▼▼▼
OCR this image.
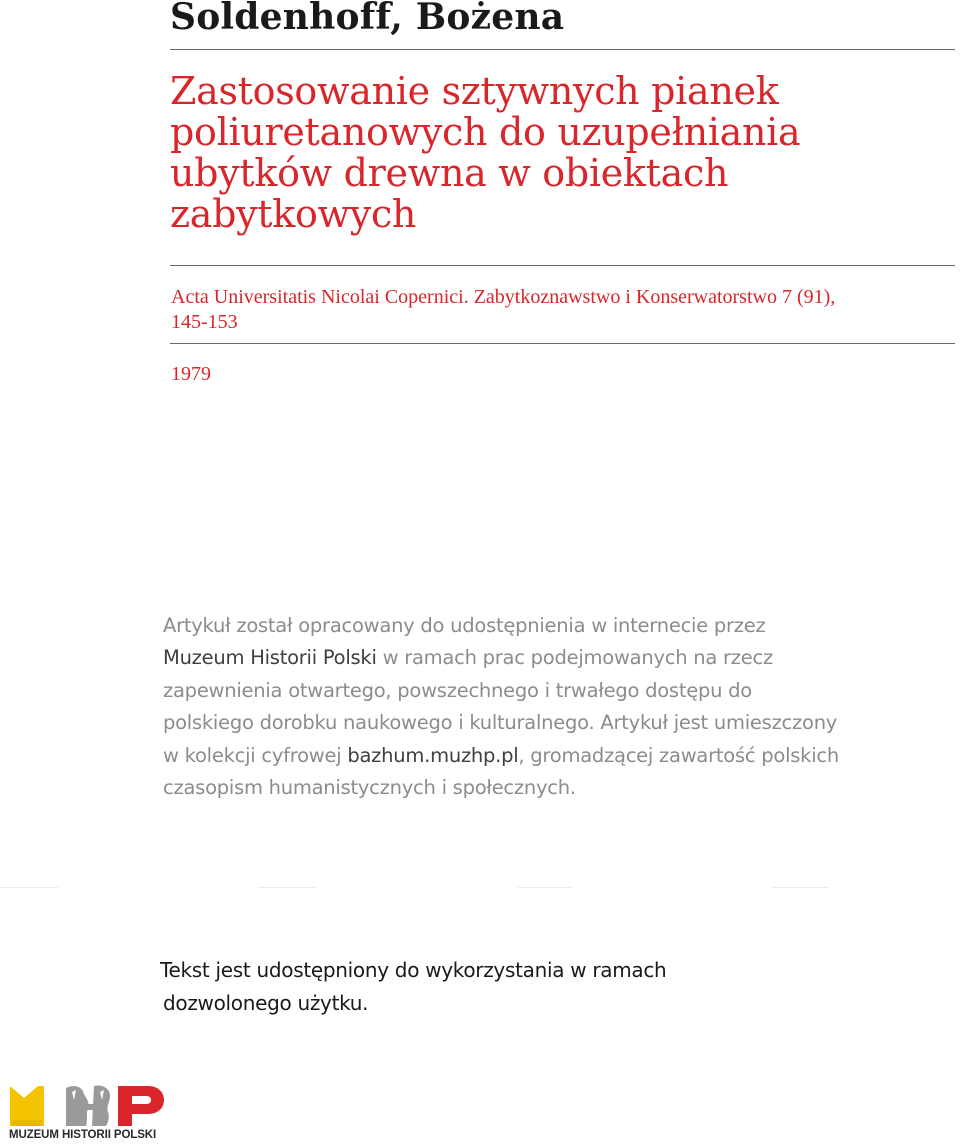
Soldenhoff, Bożena
Zastosowanie sztywnych pianek
poliuretanowych do uzupełniania
ubytków drewna w obiektach
zabytkowych
Acta Universitatis Nicolai Copernici. Zabytkoznawstwo i Konserwatorstwo 7 (91),
145-153
1979
Artykuł został opracowany do udostępnienia w internecie przez
Muzeum Historii Polski w ramach prac podejmowanych na rzecz
zapewnienia otwartego, powszechnego i trwałego dostępu do
polskiego dorobku naukowego i kulturalnego. Artykuł jest umieszczony
w kolekcji cyfrowej bazhum.muzhp.pl, gromadzącej zawartość polskich
czasopism humanistycznych i społecznych.
Tekst jest udostępniony do wykorzystania w ramach
dozwolonego użytku.
MUZEUM HISTORII POLSKI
▲▲▲
**Stated problem**:
Give back every line exactly as it stands, pictures excluded.

**Correct output**:
OCR this image.
Soldenhoff, Bożena
Zastosowanie sztywnych pianek
poliuretanowych do uzupełniania
ubytków drewna w obiektach
zabytkowych
Acta Universitatis Nicolai Copernici. Zabytkoznawstwo i Konserwatorstwo 7 (91),
145-153
1979
Artykuł został opracowany do udostępnienia w internecie przez
Muzeum Historii Polski w ramach prac podejmowanych na rzecz
zapewnienia otwartego, powszechnego i trwałego dostępu do
polskiego dorobku naukowego i kulturalnego. Artykuł jest umieszczony
w kolekcji cyfrowej bazhum.muzhp.pl, gromadzącej zawartość polskich
czasopism humanistycznych i społecznych.
Tekst jest udostępniony do wykorzystania w ramach
dozwolonego użytku.
MUZEUM HISTORII POLSKI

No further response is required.